APPLY WHAT YOU READ:
A) Summarize the passage on cervical cytology screening in two sentences.
B) Reproduce word for word the portion of the passage on cervical cytology screening that runs from "Am Fam Physician." up to and including "Obstetrics and Gynecology.".

EXERCISE PASSAGE:
****************************************
Am Fam Physician. 2003 Nov 15;68(10):2081-2084.
The American College of Obstetricians and Gynecologists (ACOG) recently published a clinical management guideline on cervical cytology screening. The complete guideline, ACOG Practice Guideline No. 45, appeared in the August 2003 issue of Obstetrics and Gynecology.
Incidence and mortality from cervical cancer have decreased by almost one half since the early 1970s, but the annual rate has remained at approximately eight cases per 100,000 women over the past few years, according to ACOG. In the United States, cervical cancer remains the third most common gynecologic malignancy.
Cervical cytology is inexpensive and readily accepted by American women. Cervical cancer has a long premalignant phase, which allows repeated tests to significantly reduce the impact of individual false-negative test results. For patients with truly positive test results, treatment is effective in reducing the chance of progression to invasive disease.
Errors in Cervical Cytology
Occasionally, cervical cancer is undetected despite a recent screening test because of errors in sampling, interpretation, or follow-up. According to ACOG, sampling and interpretation errors are associated with 30 percent of new cases of cervical cancer each year. Sampling errors occur when dysplastic cells on the cervix are not transferred to the slide; errors of interpretation are attributed to lack of recognition of abnormal cells in the laboratory.
Techniques of Cervical Cytology
ACOG emphasizes that patient preparation and proper provider technique can help optimize the collection of cells:
Cells should be collected before the bimanual examination.
****************************************
(Stored data entries)
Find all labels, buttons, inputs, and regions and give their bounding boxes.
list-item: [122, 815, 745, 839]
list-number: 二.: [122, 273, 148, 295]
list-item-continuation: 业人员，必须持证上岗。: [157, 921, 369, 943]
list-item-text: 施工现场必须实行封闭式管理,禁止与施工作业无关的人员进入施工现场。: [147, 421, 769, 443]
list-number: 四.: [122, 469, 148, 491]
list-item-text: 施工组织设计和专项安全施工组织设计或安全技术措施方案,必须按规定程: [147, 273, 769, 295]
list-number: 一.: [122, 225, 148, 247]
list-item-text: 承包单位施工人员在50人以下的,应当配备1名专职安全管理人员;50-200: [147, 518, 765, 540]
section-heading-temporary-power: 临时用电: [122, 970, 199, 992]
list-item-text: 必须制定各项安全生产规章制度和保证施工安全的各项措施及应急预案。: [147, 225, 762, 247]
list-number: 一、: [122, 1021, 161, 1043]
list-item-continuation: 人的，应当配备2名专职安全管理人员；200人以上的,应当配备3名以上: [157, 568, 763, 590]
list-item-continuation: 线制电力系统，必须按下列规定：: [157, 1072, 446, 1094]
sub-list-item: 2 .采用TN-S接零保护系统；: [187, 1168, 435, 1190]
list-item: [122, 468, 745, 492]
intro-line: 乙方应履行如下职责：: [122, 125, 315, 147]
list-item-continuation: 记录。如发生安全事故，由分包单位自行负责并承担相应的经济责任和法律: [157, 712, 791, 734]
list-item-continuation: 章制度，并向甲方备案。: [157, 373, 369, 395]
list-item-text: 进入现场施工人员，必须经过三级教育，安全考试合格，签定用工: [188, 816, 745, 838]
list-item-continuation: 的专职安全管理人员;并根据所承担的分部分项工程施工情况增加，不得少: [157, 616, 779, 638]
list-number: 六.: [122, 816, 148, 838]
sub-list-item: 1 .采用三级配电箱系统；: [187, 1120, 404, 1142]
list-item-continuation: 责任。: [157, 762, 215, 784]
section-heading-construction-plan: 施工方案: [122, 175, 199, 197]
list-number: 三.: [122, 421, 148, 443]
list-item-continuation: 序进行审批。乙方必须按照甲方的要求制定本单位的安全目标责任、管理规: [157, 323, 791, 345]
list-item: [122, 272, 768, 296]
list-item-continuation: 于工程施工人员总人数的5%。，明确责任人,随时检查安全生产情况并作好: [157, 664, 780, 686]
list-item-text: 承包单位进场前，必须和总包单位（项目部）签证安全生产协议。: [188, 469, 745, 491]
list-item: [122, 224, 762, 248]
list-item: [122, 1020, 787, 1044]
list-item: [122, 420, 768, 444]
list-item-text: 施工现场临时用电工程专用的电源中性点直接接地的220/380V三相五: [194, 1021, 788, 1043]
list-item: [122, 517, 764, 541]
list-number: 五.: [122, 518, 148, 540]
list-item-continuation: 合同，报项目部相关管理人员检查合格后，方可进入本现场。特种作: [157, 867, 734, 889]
****************************************
ANSWERS TO EACH TASK:
A) ACOG published a clinical management guideline on cervical cytology screening, which appeared in the August 2003 issue of Obstetrics and Gynecology. Incidence and mortality from cervical cancer have fallen by almost half since the early 1970s, cytology is inexpensive and readily accepted, and sampling and interpretation errors are associated with 30 percent of new cases each year.

B)
Am Fam Physician. 2003 Nov 15;68(10):2081-2084.
The American College of Obstetricians and Gynecologists (ACOG) recently published a clinical management guideline on cervical cytology screening. The complete guideline, ACOG Practice Guideline No. 45, appeared in the August 2003 issue of Obstetrics and Gynecology.